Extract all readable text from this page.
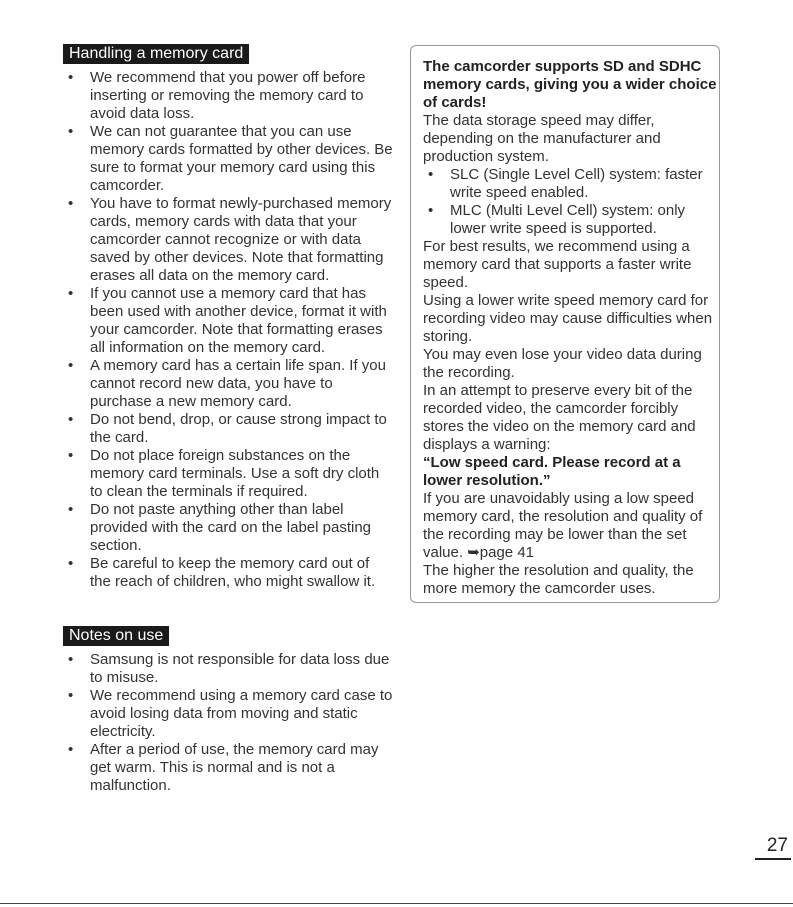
Handling a memory card
• We recommend that you power off before inserting or removing the memory card to avoid data loss.
• We can not guarantee that you can use memory cards formatted by other devices. Be sure to format your memory card using this camcorder.
• You have to format newly-purchased memory cards, memory cards with data that your camcorder cannot recognize or with data saved by other devices. Note that formatting erases all data on the memory card.
• If you cannot use a memory card that has been used with another device, format it with your camcorder. Note that formatting erases all information on the memory card.
• A memory card has a certain life span. If you cannot record new data, you have to purchase a new memory card.
• Do not bend, drop, or cause strong impact to the card.
• Do not place foreign substances on the memory card terminals. Use a soft dry cloth to clean the terminals if required.
• Do not paste anything other than label provided with the card on the label pasting section.
• Be careful to keep the memory card out of the reach of children, who might swallow it.
Notes on use
• Samsung is not responsible for data loss due to misuse.
• We recommend using a memory card case to avoid losing data from moving and static electricity.
• After a period of use, the memory card may get warm. This is normal and is not a malfunction.

The camcorder supports SD and SDHC memory cards, giving you a wider choice of cards!

The data storage speed may differ, depending on the manufacturer and production system.

• SLC (Single Level Cell) system: faster write speed enabled.
• MLC (Multi Level Cell) system: only lower write speed is supported.

For best results, we recommend using a memory card that supports a faster write speed.

Using a lower write speed memory card for recording video may cause difficulties when storing.

You may even lose your video data during the recording.

In an attempt to preserve every bit of the recorded video, the camcorder forcibly stores the video on the memory card and displays a warning:

“Low speed card. Please record at a lower resolution.”

If you are unavoidably using a low speed memory card, the resolution and quality of the recording may be lower than the set value. ➥page 41

The higher the resolution and quality, the more memory the camcorder uses.

27
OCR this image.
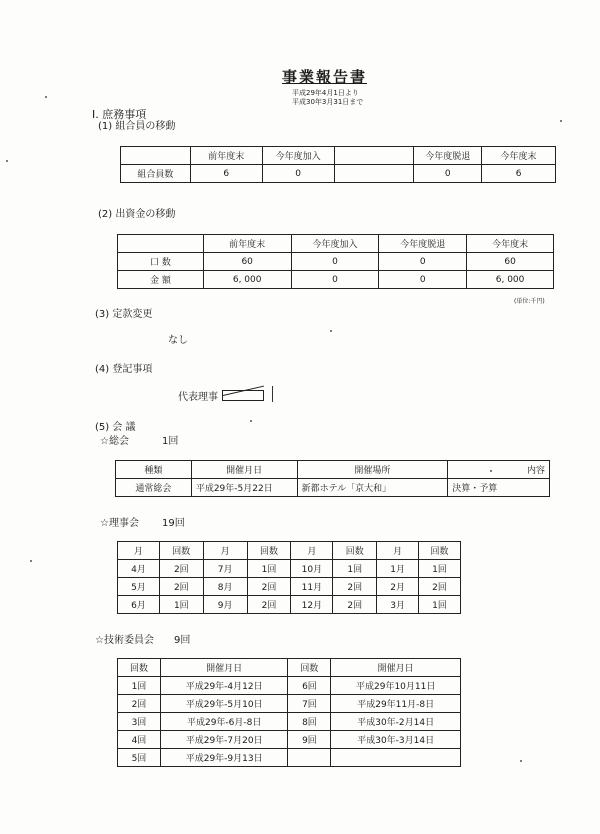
事業報告書
平成29年4月1日より
平成30年3月31日まで
Ⅰ. 庶務事項
(1) 組合員の移動
	前年度末	今年度加入		今年度脱退	今年度末
組合員数	6	0		0	6
(2) 出資金の移動
	前年度末	今年度加入	今年度脱退	今年度末
口 数	60	0	0	60
金 額	6, 000	0	0	6, 000
(単位:千円)
(3) 定款変更
なし
(4) 登記事項
代表理事
(5) 会 議
☆総会	1回
種類	開催月日	開催場所	内容
通常総会	平成29年-5月22日	新都ホテル「京大和」	決算・予算
☆理事会 19回
月	回数	月	回数	月	回数	月	回数
4月	2回	7月	1回	10月	1回	1月	1回
5月	2回	8月	2回	11月	2回	2月	2回
6月	1回	9月	2回	12月	2回	3月	1回
☆技術委員会 9回
回数	開催月日	回数	開催月日
1回	平成29年-4月12日	6回	平成29年10月11日
2回	平成29年-5月10日	7回	平成29年11月-8日
3回	平成29年-6月-8日	8回	平成30年-2月14日
4回	平成29年-7月20日	9回	平成30年-3月14日
5回	平成29年-9月13日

····················

◆ WRITTEN PROBLEM ◆
Each line in the listing above that contains "faster" should be copied.

◆ SOLUTION TO THIS EXERCISE ◆
• SLC (Single Level Cell) system: faster write speed enabled.
For best results, we recommend using a memory card that supports a faster write speed.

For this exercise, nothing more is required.